[Structured figure records]
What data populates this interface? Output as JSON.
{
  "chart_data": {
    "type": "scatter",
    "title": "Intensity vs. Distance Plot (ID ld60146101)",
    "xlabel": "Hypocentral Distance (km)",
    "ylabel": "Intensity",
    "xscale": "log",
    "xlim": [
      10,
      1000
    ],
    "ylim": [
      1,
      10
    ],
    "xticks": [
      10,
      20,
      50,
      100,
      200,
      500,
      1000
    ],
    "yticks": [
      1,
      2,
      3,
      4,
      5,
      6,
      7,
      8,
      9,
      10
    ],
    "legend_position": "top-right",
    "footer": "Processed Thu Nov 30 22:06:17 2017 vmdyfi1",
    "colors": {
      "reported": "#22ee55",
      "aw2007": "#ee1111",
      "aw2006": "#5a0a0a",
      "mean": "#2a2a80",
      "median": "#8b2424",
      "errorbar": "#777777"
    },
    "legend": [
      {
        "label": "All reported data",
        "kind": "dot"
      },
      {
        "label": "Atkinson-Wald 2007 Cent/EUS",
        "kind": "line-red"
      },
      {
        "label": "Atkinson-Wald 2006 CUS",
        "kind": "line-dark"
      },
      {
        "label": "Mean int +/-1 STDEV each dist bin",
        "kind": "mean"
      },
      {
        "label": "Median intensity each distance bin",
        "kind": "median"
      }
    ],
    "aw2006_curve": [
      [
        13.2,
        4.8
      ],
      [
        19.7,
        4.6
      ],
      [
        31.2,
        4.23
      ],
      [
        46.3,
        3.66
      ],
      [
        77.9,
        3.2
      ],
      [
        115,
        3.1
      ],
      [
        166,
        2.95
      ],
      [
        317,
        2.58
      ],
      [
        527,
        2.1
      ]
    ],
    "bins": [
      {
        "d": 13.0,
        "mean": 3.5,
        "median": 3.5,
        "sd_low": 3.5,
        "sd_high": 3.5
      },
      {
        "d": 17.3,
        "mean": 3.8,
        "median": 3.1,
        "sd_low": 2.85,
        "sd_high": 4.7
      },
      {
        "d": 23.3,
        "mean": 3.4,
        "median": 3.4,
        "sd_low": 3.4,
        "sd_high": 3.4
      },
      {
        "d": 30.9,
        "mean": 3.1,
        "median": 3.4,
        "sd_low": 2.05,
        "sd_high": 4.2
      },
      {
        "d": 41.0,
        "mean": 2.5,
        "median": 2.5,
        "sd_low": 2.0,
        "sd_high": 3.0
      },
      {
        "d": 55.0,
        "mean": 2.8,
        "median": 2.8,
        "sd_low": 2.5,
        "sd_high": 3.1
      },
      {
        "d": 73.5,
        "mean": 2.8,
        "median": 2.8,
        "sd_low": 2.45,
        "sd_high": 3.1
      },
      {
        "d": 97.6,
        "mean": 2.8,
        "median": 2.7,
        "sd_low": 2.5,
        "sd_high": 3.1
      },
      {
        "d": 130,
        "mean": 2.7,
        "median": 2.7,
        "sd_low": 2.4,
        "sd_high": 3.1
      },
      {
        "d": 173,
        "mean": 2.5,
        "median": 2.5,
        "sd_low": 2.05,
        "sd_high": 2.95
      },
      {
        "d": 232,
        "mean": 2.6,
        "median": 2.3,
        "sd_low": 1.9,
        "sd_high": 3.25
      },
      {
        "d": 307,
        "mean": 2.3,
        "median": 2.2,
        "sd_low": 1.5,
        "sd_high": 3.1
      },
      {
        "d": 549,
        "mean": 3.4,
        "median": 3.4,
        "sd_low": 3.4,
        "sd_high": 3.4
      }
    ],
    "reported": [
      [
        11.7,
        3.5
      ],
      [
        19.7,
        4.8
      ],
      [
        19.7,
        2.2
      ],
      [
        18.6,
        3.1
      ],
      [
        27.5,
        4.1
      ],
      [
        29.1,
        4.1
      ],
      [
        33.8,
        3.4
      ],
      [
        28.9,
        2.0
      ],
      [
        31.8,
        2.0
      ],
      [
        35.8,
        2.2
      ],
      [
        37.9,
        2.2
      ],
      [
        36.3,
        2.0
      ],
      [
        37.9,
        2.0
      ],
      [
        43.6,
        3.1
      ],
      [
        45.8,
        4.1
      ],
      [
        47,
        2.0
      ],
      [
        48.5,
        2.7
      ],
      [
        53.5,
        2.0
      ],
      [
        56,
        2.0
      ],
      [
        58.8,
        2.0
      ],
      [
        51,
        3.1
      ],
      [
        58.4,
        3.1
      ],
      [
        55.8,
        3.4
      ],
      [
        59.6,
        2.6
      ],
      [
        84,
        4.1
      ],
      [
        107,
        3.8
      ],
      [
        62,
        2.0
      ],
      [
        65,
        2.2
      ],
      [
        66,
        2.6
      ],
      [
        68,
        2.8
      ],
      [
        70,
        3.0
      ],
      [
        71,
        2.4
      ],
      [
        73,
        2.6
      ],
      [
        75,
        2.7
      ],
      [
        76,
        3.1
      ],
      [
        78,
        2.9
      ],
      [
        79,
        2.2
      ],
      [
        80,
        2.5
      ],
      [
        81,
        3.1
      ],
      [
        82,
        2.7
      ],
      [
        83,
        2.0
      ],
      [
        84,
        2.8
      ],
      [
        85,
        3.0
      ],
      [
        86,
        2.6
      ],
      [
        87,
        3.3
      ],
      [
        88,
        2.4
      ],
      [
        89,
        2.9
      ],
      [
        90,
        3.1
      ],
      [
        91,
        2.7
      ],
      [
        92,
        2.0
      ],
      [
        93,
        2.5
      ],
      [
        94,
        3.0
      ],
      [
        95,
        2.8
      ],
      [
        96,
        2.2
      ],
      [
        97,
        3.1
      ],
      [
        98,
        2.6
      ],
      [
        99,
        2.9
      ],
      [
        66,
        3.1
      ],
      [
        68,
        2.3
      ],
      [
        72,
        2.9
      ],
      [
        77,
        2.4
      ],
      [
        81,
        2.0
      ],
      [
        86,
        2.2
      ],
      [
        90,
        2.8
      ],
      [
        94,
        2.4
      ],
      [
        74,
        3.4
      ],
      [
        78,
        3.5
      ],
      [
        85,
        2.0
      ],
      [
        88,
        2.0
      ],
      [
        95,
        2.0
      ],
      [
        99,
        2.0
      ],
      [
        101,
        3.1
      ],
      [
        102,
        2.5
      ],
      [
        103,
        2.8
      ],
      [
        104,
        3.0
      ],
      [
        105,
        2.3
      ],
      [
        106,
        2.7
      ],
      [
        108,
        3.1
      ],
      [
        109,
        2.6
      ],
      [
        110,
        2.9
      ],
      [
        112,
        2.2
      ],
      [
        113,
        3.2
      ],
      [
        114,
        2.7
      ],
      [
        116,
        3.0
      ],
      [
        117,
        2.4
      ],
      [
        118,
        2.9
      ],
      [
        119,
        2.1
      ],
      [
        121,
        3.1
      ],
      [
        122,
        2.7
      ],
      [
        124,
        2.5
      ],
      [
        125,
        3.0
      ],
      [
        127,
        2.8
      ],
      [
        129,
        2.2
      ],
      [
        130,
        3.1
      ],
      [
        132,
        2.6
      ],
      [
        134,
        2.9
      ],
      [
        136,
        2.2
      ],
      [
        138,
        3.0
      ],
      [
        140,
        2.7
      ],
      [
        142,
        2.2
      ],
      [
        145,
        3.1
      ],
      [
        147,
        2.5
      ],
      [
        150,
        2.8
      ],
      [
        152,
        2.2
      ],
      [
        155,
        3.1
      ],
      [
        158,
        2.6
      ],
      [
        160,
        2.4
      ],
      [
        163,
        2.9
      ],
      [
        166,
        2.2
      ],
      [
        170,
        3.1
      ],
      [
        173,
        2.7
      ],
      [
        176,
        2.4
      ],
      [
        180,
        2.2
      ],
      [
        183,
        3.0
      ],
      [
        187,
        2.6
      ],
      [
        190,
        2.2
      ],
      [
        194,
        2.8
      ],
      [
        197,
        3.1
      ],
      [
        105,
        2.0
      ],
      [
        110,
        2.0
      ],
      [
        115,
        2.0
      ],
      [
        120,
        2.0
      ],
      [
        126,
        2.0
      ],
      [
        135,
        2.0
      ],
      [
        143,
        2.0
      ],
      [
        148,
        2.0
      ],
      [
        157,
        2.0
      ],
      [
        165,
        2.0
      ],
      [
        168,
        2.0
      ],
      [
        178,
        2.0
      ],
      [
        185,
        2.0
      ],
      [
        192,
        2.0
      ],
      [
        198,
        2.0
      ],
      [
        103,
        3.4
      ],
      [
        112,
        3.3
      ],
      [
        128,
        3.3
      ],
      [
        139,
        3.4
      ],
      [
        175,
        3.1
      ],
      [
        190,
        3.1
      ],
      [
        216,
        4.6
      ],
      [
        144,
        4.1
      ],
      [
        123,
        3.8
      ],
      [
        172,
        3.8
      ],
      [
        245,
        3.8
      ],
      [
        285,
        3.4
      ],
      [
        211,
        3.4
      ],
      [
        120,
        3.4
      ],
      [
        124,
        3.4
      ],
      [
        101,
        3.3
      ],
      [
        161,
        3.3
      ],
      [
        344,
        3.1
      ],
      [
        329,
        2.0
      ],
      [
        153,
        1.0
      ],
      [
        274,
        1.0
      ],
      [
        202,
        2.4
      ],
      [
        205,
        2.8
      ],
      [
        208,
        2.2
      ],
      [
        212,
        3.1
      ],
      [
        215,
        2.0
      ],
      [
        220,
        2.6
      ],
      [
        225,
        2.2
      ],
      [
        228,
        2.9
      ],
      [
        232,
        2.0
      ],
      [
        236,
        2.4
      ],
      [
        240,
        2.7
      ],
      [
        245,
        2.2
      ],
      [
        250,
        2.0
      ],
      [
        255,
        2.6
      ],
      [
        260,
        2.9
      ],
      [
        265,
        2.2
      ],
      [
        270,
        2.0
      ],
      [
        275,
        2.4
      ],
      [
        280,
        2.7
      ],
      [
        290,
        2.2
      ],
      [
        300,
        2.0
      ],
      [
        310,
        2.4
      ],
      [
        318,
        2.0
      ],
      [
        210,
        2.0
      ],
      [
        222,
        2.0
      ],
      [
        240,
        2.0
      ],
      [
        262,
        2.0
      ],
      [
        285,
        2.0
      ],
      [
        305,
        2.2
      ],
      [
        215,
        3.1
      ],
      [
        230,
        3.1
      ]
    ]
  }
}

Written request: Count every line bearing the word "reported"; report the total only.

Task solution: 3